◆ **PROBLEM DETAILS**
Check every line below for the word "alloggio" and show those that hold it.

[START OF GIVEN DATA]

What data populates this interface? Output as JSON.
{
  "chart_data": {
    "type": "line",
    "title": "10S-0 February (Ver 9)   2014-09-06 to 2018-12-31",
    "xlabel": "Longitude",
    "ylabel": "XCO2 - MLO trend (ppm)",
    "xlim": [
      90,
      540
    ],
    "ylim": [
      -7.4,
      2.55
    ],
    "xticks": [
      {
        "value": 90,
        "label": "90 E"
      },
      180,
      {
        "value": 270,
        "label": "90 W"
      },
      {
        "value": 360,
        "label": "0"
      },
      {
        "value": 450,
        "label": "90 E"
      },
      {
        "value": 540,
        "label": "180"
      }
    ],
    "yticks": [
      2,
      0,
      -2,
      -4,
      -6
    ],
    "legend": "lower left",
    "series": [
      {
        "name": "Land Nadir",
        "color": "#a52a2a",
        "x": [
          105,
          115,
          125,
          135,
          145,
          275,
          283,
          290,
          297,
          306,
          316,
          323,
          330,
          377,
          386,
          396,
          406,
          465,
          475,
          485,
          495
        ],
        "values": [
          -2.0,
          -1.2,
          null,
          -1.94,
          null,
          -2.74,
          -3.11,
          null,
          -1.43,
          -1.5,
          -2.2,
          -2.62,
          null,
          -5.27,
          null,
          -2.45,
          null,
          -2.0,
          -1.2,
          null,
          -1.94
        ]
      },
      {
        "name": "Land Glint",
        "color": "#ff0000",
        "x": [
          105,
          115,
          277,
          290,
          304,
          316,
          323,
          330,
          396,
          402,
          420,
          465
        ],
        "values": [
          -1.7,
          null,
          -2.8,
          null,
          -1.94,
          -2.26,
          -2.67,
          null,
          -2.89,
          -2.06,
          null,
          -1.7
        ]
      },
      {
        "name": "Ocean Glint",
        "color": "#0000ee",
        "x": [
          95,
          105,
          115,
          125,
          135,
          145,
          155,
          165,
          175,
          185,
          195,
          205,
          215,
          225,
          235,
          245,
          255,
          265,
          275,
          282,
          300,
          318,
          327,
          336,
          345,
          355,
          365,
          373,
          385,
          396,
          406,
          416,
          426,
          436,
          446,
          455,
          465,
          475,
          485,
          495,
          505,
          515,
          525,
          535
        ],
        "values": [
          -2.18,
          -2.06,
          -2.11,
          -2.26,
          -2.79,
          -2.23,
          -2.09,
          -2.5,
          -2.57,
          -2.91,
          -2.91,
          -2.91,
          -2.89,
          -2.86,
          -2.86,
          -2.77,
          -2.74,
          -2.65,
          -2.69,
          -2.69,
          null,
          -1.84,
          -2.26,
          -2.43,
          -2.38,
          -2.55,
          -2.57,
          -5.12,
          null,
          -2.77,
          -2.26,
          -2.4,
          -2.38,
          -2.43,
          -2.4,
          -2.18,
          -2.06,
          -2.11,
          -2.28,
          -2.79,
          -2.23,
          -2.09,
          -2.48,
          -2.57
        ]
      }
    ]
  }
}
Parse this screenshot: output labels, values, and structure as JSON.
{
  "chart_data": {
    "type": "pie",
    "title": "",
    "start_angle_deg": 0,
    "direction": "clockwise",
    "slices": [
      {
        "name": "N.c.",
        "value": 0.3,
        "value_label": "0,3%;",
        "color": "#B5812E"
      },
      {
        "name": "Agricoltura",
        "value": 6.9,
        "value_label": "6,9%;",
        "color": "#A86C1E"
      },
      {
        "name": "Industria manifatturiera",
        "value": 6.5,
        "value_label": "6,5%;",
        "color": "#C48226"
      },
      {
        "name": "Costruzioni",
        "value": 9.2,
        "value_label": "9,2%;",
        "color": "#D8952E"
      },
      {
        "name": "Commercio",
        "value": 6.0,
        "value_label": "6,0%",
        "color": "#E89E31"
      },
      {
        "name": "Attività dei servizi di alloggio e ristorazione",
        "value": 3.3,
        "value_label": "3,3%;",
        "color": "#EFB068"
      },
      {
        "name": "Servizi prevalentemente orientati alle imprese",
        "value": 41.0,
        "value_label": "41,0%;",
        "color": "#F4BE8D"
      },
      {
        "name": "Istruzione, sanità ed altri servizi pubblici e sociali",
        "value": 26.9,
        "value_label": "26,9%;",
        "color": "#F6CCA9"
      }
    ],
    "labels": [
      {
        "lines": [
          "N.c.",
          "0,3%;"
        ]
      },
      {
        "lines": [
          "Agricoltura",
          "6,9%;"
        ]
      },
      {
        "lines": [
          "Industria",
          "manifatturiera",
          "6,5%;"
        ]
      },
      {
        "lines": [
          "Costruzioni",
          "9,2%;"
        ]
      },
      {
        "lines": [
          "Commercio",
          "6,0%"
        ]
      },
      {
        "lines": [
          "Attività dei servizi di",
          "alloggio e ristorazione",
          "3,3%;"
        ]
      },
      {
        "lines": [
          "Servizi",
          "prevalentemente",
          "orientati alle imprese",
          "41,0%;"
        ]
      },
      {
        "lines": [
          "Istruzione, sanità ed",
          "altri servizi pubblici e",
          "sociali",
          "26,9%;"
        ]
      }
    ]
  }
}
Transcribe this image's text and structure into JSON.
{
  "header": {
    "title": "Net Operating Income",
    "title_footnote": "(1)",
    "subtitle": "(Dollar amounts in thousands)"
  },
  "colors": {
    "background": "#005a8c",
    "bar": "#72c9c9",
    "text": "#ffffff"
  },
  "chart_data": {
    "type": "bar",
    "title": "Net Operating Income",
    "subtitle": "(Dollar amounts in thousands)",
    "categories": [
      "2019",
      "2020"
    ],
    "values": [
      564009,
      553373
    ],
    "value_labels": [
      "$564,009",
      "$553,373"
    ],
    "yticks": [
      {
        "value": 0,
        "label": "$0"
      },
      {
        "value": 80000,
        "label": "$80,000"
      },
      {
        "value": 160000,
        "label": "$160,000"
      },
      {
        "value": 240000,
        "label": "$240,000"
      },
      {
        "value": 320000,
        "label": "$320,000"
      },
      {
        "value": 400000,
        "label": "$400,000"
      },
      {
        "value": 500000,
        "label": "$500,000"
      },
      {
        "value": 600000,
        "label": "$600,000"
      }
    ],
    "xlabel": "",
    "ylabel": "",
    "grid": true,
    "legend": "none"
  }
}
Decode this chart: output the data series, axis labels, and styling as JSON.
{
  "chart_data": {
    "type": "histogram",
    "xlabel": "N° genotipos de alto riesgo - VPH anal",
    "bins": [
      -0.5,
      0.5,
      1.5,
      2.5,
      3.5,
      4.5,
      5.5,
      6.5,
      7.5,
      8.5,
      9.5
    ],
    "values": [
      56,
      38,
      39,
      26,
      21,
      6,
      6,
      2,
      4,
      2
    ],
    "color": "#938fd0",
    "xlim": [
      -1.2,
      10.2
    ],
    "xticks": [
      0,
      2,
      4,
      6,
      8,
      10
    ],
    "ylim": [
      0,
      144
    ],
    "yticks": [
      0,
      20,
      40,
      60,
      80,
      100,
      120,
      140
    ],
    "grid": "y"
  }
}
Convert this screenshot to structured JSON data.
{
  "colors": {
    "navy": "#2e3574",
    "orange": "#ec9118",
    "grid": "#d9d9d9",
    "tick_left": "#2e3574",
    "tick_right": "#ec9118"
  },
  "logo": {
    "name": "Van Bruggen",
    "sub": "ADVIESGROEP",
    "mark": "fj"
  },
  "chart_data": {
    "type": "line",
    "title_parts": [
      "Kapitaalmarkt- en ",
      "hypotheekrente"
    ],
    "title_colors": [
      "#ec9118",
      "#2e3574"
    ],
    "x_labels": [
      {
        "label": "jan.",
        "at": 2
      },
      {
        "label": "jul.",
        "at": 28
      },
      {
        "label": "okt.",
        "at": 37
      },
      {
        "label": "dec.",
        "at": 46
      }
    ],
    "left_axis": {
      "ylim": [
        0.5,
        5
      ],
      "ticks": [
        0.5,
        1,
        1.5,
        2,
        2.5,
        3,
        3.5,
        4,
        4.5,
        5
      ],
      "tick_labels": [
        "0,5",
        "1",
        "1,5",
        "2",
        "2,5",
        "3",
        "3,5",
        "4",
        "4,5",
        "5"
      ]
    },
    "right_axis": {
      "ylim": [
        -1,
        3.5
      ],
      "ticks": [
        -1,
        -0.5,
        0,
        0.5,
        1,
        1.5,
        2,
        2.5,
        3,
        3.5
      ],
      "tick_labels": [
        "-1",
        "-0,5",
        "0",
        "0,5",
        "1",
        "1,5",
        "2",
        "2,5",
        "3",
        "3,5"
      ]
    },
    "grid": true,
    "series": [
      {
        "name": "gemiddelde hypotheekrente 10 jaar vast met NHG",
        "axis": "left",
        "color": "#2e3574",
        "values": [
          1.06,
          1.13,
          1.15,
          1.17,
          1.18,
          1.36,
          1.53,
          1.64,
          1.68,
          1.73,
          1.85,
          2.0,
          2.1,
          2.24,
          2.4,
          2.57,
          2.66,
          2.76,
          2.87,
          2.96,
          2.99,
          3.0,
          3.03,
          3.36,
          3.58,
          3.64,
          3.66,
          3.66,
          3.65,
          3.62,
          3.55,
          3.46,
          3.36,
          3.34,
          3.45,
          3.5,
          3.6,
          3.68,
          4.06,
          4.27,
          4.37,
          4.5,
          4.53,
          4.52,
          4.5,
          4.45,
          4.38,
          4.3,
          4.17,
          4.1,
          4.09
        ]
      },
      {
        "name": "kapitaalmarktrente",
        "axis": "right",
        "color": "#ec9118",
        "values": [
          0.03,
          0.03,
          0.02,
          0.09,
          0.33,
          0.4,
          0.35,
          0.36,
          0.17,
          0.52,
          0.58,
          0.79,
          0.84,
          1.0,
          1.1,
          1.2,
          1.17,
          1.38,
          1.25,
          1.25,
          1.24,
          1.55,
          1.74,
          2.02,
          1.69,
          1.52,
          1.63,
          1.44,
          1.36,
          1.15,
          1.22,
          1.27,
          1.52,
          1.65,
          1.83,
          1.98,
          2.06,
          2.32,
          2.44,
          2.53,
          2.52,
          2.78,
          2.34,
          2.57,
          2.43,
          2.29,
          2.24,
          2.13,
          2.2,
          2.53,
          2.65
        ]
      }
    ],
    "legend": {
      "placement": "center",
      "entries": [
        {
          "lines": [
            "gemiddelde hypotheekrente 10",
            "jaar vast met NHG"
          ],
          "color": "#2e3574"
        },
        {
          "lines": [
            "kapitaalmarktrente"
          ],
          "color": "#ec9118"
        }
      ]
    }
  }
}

[END OF GIVEN DATA]

◆ **WRITTEN SOLUTION**
        "name": "Attività dei servizi di alloggio e ristorazione",
          "alloggio e ristorazione",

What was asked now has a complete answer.